BGer C 234/2004
 
BGer C 234/2004 vom 21.03.2005
Eidgenössisches Versicherungsgericht
Tribunale federale delle assicurazioni
Tribunal federal d'assicuranzas
Sozialversicherungsabteilung
des Bundesgerichts
Prozess
{T 7}
C 234/04
Urteil vom 21. März 2005
III. Kammer
Besetzung
Präsidentin Leuzinger, Bundesrichter Rüedi und Lustenberger; Gerichtsschreiber Lanz
Parteien
Arbeitsamt des Kantons Appenzell Ausserrhoden, Kasernenstrasse 17b, 9100 Herisau, Beschwerdeführer,
gegen
G.________, Beschwerdegegner
Vorinstanz
Verwaltungsgericht von Appenzell Ausserrhoden, Trogen
(Entscheid vom 18. Oktober 2004)
Sachverhalt:
A.
Der 1963 geborene G.________ war ab 1. April 2003 als Filialleiter bei der M.________ AG, St. Gallen, tätig. Er kündigte das Arbeitsverhältnis im Dezember 2003 unter Wahrung der vertraglichen Kündigungsfrist von sechs Monaten auf Ende Juni 2004 und meldete sich am 29. Juni 2004 zum Bezug von Arbeitslosenentschädigung an. Mit Verfügung vom 26. Juli 2004 stellte ihn das Regionale Arbeitsvermittlungszentrum Appenzell Ausserrhoden (RAV) wegen ungenügenden Arbeitsbemühungen vor der Arbeitslosigkeit für die Dauer von acht Tagen ab 1. Juli 2004 in der Anspruchsberechtigung ein. Daran wurde auf Einsprache hin festgehalten (Einspracheentscheid vom 9. August 2004).
B.
Die von G.________ hiegegen erhobene Beschwerde hiess das Verwaltungsgericht von Appenzell Ausserrhoden in dem Sinne gut, dass es den Einspracheentscheid aufhob und die Sache zu weiterer Abklärung und allfälligem Erlass einer neuen Verfügung an das RAV zurückwies (Entscheid vom 18. Oktober 2004).
C.
Das Arbeitsamt des Kantons Appenzell Ausserrhoden führt Verwaltungsgerichtsbeschwerde mit dem Rechtsbegehren, der vorinstanzliche Entscheid sei aufzuheben.

━━━━━━━━━━━━━━━━━━━━━━━━━━━━━━

# AUFGABEN
A - Übertragen Sie den Satz „Das Arbeitsamt des Kantons Appenzell Ausserrhoden führt Verwaltungsgerichtsbeschwerde mit dem Rechtsbegehren, der vorinstanzliche Entscheid sei aufzuheben.“ aus dem Urteil ins Englische.
B - Führen Sie das Urteil zur Arbeitslosenentschädigung im Anschluss an seinen letzten Satz weiter.
Die Auflistung stammt aus einer anderen Quelle als das Urteil.

# DARGESTELLTE DATEN
━━━━━━━━━━━━━━━━━━━━━━━━━━━━━━

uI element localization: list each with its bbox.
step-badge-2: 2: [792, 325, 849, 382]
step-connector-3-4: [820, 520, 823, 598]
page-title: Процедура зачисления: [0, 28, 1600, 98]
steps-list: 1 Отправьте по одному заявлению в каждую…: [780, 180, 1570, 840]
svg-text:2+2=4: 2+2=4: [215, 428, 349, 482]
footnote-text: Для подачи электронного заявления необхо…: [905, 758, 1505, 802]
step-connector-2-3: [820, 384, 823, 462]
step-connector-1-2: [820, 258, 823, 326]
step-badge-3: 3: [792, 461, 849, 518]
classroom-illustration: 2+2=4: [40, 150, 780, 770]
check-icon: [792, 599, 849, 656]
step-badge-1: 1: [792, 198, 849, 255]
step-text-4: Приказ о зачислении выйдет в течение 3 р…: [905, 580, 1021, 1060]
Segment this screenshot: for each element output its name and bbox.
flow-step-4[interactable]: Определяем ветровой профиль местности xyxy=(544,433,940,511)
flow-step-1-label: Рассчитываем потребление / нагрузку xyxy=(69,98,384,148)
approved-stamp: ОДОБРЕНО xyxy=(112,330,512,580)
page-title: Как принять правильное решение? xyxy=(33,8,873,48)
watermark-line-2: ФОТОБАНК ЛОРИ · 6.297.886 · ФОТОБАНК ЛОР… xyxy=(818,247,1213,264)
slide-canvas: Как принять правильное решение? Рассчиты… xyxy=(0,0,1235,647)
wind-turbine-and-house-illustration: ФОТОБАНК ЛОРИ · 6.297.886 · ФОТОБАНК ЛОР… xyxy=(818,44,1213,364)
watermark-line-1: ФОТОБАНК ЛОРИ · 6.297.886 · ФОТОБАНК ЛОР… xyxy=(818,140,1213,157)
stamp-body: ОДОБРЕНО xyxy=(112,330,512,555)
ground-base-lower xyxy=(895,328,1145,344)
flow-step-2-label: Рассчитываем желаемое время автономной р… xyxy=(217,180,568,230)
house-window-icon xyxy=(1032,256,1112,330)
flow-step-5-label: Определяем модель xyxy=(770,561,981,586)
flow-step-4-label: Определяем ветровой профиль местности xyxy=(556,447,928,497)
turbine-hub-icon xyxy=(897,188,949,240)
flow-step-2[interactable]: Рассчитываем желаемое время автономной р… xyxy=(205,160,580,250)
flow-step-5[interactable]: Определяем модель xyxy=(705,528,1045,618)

━━━━━━━━━━━━━━━━━━━━━━━━━━━━━━

# LÖSUNGEN JE AUFGABE
A - The Employment Office of the Canton of Appenzell Ausserrhoden files an administrative court appeal, requesting that the decision of the lower court be set aside.

B -
G.________ und Vorinstanz schliessen in ihren Vernehmlassungen auf Abweisung der Verwaltungsgerichtsbeschwerde. Das Staatssekretariat für Wirtschaft verzichtet auf eine Stellungnahme.
Das Eidg. Versicherungsgericht zieht in Erwägung:
1.
1.1 Im Beschwerdeverfahren um die Bewilligung oder Verweigerung von Versicherungsleistungen ist die Überprüfungsbefugnis des Eidgenössischen Versicherungsgerichts nicht auf die Verletzung von Bundesrecht einschliesslich Überschreitung oder Missbrauch des Ermessens beschränkt, sondern sie erstreckt sich auch auf die Angemessenheit der angefochtenen Verfügung; das Gericht ist dabei nicht an die vorinstanzliche Feststellung des rechtserheblichen Sachverhalts gebunden und kann über die Begehren der Parteien zu deren Gunsten oder Ungunsten hinausgehen (Art. 132 OG).
1.2 Entsprechend dem Prinzip der Rechtsanwendung von Amtes wegen beschränkt sich das Eidgenössische Versicherungsgericht nicht darauf, den Streitgegenstand bloss im Hinblick auf die von den Parteien aufgeworfenen Rechtsfragen zu überprüfen. Es kann eine Verwaltungsgerichtsbeschwerde gutheissen oder abweisen aus anderen Gründen als vom Beschwerdeführer vorgetragen oder von der Vorinstanz erwogen (Art. 114 Abs. 1 am Ende in Verbindung mit Art. 132 OG, BGE 124 V 340 f. Erw. 1b mit Hinweisen; vgl. auch BGE 125 V 500 Erw. 1 mit Hinweisen).
2.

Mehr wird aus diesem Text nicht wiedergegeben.